● **Excerpt to read**:
* * * *
- Directed by: Saw Teong Hin
- Screenplay by: Saw Teong Hin
- Based on: Hai Ki Xin Lor 2014 stage play by Saw Teong Hin
- Starring: Yeo Yann Yann; Steve Yap; Chelsia Ng; Neo Swee Lin; Frederick Lee; Gregg Koay;
- Cinematography: Christopher Doyle
- Production company: Astro Shaw
- Distributed by: Good Move Media
- Release dates: 4 May 2017 (Malaysia); 5 October 2017 (Singapore (Taiwanese Mandarin Audio));
- Running time: 96 minutes
- Country: Malaysia
- Language: Penang Hokkien

= You Mean the World to Me (film) =

You Mean the World to Me (海墘新路; Tâi-lô: Hái-Kînn Sin-Lōo) is a 2017 Malaysian semi-autobiographical drama film directed and written by Saw Teong Hin, based on his stage play. The film, set in 1970s Penang, is the first Malaysian film that is entirely in Penang Hokkien. The film's Chinese name, 海墘新路 (Hái-Kînn Sin-Lōo), refers to a Hokkien nickname for Victoria Street in George Town, Penang.
* * * *
● **Collected data**:
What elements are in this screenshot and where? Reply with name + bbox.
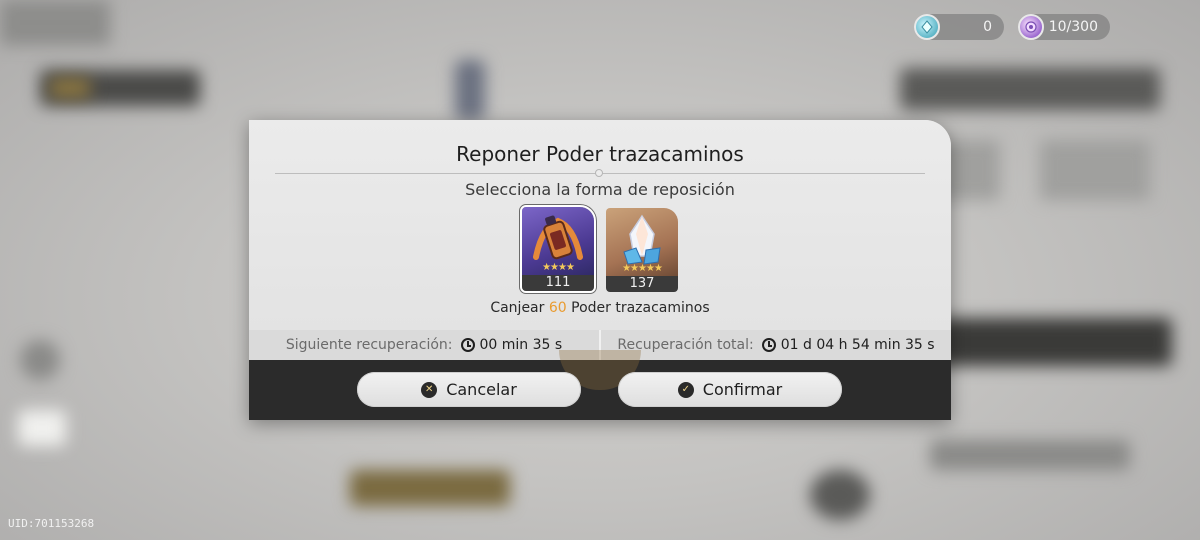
* * * *
● **Task 1**: List every actor named under "Starring" in the film entry.
● **Task 2**: According to the film entry, what does the film's Chinese title, 海墘新路 (Hái-Kînn Sin-Lōo), refer to?

● **Exercise result 1**: Yeo Yann Yann, Steve Yap, Chelsia Ng, Neo Swee Lin, Frederick Lee, Gregg Koay

● **Exercise result 2**: The Chinese title 海墘新路 (Hái-Kînn Sin-Lōo) refers to a Hokkien nickname for Victoria Street in George Town, Penang.